● Supplied data:
****
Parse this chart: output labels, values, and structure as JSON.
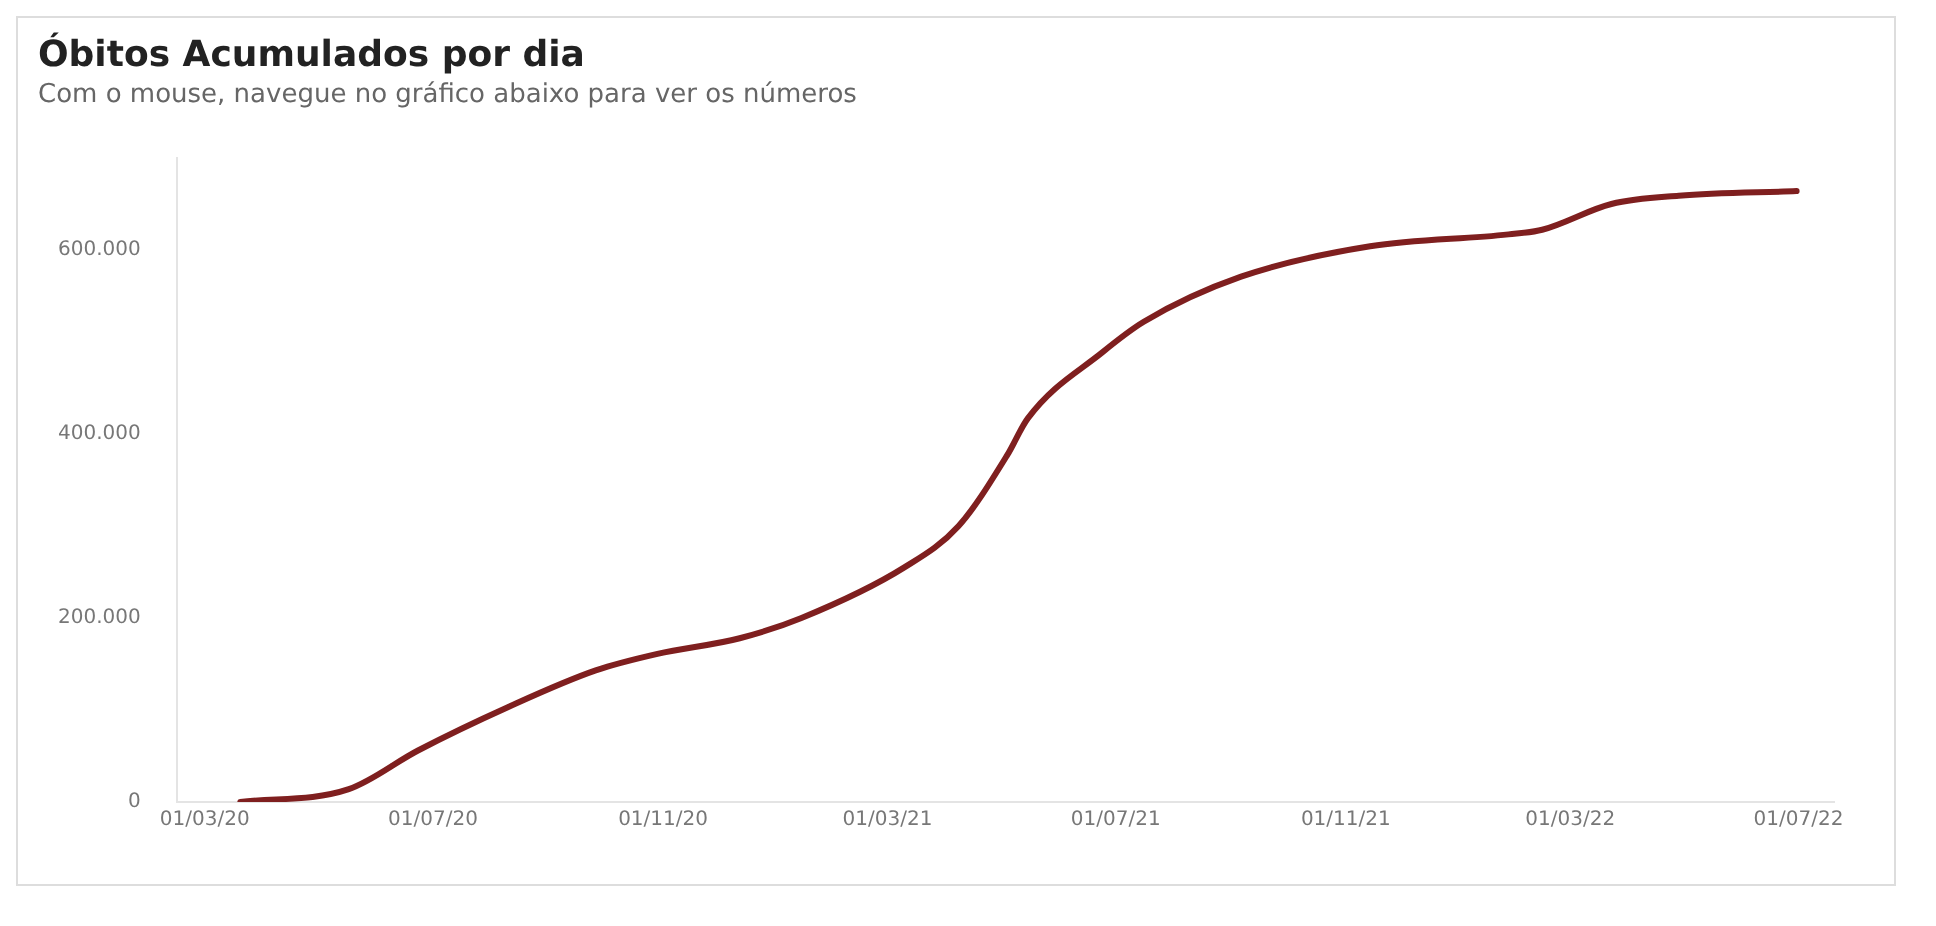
{
  "chart_data": {
    "type": "line",
    "title": "Óbitos Acumulados por dia",
    "subtitle": "Com o mouse, navegue no gráfico abaixo para ver os números",
    "x": [
      "2020-03-20",
      "2020-05-17",
      "2020-06-23",
      "2020-08-10",
      "2020-09-26",
      "2020-10-29",
      "2020-12-12",
      "2021-01-14",
      "2021-03-10",
      "2021-04-08",
      "2021-05-04",
      "2021-05-15",
      "2021-06-24",
      "2021-07-16",
      "2021-09-06",
      "2021-11-14",
      "2022-01-27",
      "2022-02-14",
      "2022-03-23",
      "2022-04-28",
      "2022-06-30"
    ],
    "series": [
      {
        "color": "#7f1f1f",
        "values": [
          0,
          14000,
          56000,
          103000,
          143000,
          161000,
          178000,
          200000,
          255000,
          300000,
          377000,
          417000,
          489000,
          522000,
          571000,
          604000,
          617000,
          622000,
          650000,
          659000,
          664000
        ]
      }
    ],
    "xlim": [
      "2020-02-15",
      "2022-07-20"
    ],
    "xticks": [
      {
        "value": "2020-03-01",
        "label": "01/03/20"
      },
      {
        "value": "2020-07-01",
        "label": "01/07/20"
      },
      {
        "value": "2020-11-01",
        "label": "01/11/20"
      },
      {
        "value": "2021-03-01",
        "label": "01/03/21"
      },
      {
        "value": "2021-07-01",
        "label": "01/07/21"
      },
      {
        "value": "2021-11-01",
        "label": "01/11/21"
      },
      {
        "value": "2022-03-01",
        "label": "01/03/22"
      },
      {
        "value": "2022-07-01",
        "label": "01/07/22"
      }
    ],
    "ylim": [
      0,
      700000
    ],
    "yticks": [
      0,
      {
        "value": 200000,
        "label": "200.000"
      },
      {
        "value": 400000,
        "label": "400.000"
      },
      {
        "value": 600000,
        "label": "600.000"
      }
    ],
    "grid": false,
    "legend": false,
    "marker": "none",
    "line_style": "solid"
  }
}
****
● Task prompt: Reproduce the data word for word, excluding its pictures.

● Task output:
Parse this chart: output labels, values, and structure as JSON.
{
  "chart_data": {
    "type": "line",
    "title": "Óbitos Acumulados por dia",
    "subtitle": "Com o mouse, navegue no gráfico abaixo para ver os números",
    "x": [
      "2020-03-20",
      "2020-05-17",
      "2020-06-23",
      "2020-08-10",
      "2020-09-26",
      "2020-10-29",
      "2020-12-12",
      "2021-01-14",
      "2021-03-10",
      "2021-04-08",
      "2021-05-04",
      "2021-05-15",
      "2021-06-24",
      "2021-07-16",
      "2021-09-06",
      "2021-11-14",
      "2022-01-27",
      "2022-02-14",
      "2022-03-23",
      "2022-04-28",
      "2022-06-30"
    ],
    "series": [
      {
        "color": "#7f1f1f",
        "values": [
          0,
          14000,
          56000,
          103000,
          143000,
          161000,
          178000,
          200000,
          255000,
          300000,
          377000,
          417000,
          489000,
          522000,
          571000,
          604000,
          617000,
          622000,
          650000,
          659000,
          664000
        ]
      }
    ],
    "xlim": [
      "2020-02-15",
      "2022-07-20"
    ],
    "xticks": [
      {
        "value": "2020-03-01",
        "label": "01/03/20"
      },
      {
        "value": "2020-07-01",
        "label": "01/07/20"
      },
      {
        "value": "2020-11-01",
        "label": "01/11/20"
      },
      {
        "value": "2021-03-01",
        "label": "01/03/21"
      },
      {
        "value": "2021-07-01",
        "label": "01/07/21"
      },
      {
        "value": "2021-11-01",
        "label": "01/11/21"
      },
      {
        "value": "2022-03-01",
        "label": "01/03/22"
      },
      {
        "value": "2022-07-01",
        "label": "01/07/22"
      }
    ],
    "ylim": [
      0,
      700000
    ],
    "yticks": [
      0,
      {
        "value": 200000,
        "label": "200.000"
      },
      {
        "value": 400000,
        "label": "400.000"
      },
      {
        "value": 600000,
        "label": "600.000"
      }
    ],
    "grid": false,
    "legend": false,
    "marker": "none",
    "line_style": "solid"
  }
}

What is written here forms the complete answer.